Entries from a dataset –
◆ ◆ ◆ ◆ ◆

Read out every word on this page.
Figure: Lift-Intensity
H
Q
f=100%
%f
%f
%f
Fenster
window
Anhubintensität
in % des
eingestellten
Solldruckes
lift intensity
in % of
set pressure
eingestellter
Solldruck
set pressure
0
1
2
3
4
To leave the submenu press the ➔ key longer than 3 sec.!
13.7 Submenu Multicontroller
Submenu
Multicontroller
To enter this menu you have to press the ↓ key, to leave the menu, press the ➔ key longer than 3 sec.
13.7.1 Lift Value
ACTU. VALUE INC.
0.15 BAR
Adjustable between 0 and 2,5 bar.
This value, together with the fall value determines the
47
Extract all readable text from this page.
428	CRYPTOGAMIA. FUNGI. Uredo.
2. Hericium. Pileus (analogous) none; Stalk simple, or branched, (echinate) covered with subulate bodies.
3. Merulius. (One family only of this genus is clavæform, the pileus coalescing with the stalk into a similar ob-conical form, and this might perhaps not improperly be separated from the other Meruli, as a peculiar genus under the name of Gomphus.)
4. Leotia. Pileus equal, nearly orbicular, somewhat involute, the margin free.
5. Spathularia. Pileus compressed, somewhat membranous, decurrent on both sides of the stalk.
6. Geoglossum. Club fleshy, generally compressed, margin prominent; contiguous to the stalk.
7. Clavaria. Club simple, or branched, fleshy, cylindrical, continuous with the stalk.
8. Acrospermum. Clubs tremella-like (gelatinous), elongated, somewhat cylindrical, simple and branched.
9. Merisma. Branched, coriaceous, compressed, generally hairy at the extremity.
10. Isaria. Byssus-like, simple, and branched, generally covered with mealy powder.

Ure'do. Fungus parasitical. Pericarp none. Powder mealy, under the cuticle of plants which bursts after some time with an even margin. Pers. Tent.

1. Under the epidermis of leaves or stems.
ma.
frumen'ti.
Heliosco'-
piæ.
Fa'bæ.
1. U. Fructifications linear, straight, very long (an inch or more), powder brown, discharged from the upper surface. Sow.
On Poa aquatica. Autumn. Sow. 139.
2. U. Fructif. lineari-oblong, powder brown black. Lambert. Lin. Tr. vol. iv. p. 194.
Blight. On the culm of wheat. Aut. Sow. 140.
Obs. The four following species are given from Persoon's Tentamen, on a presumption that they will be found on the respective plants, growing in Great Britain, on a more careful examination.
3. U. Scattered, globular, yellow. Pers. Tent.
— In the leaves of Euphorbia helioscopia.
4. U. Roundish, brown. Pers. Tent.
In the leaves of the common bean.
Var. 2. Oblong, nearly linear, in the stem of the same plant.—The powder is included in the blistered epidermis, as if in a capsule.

◆ ◆ ◆ ◆ ◆

Instructions for the task – The records above need to be transcribed in full. Keep every character unchanged.

Worked answer –
Read out every word on this page.
Figure: Lift-Intensity
H
Q
f=100%
%f
%f
%f
Fenster
window
Anhubintensität
in % des
eingestellten
Solldruckes
lift intensity
in % of
set pressure
eingestellter
Solldruck
set pressure
0
1
2
3
4
To leave the submenu press the ➔ key longer than 3 sec.!
13.7 Submenu Multicontroller
Submenu
Multicontroller
To enter this menu you have to press the ↓ key, to leave the menu, press the ➔ key longer than 3 sec.
13.7.1 Lift Value
ACTU. VALUE INC.
0.15 BAR
Adjustable between 0 and 2,5 bar.
This value, together with the fall value determines the
47
Extract all readable text from this page.
428	CRYPTOGAMIA. FUNGI. Uredo.
2. Hericium. Pileus (analogous) none; Stalk simple, or branched, (echinate) covered with subulate bodies.
3. Merulius. (One family only of this genus is clavæform, the pileus coalescing with the stalk into a similar ob-conical form, and this might perhaps not improperly be separated from the other Meruli, as a peculiar genus under the name of Gomphus.)
4. Leotia. Pileus equal, nearly orbicular, somewhat involute, the margin free.
5. Spathularia. Pileus compressed, somewhat membranous, decurrent on both sides of the stalk.
6. Geoglossum. Club fleshy, generally compressed, margin prominent; contiguous to the stalk.
7. Clavaria. Club simple, or branched, fleshy, cylindrical, continuous with the stalk.
8. Acrospermum. Clubs tremella-like (gelatinous), elongated, somewhat cylindrical, simple and branched.
9. Merisma. Branched, coriaceous, compressed, generally hairy at the extremity.
10. Isaria. Byssus-like, simple, and branched, generally covered with mealy powder.

Ure'do. Fungus parasitical. Pericarp none. Powder mealy, under the cuticle of plants which bursts after some time with an even margin. Pers. Tent.

1. Under the epidermis of leaves or stems.
ma.
frumen'ti.
Heliosco'-
piæ.
Fa'bæ.
1. U. Fructifications linear, straight, very long (an inch or more), powder brown, discharged from the upper surface. Sow.
On Poa aquatica. Autumn. Sow. 139.
2. U. Fructif. lineari-oblong, powder brown black. Lambert. Lin. Tr. vol. iv. p. 194.
Blight. On the culm of wheat. Aut. Sow. 140.
Obs. The four following species are given from Persoon's Tentamen, on a presumption that they will be found on the respective plants, growing in Great Britain, on a more careful examination.
3. U. Scattered, globular, yellow. Pers. Tent.
— In the leaves of Euphorbia helioscopia.
4. U. Roundish, brown. Pers. Tent.
In the leaves of the common bean.
Var. 2. Oblong, nearly linear, in the stem of the same plant.—The powder is included in the blistered epidermis, as if in a capsule.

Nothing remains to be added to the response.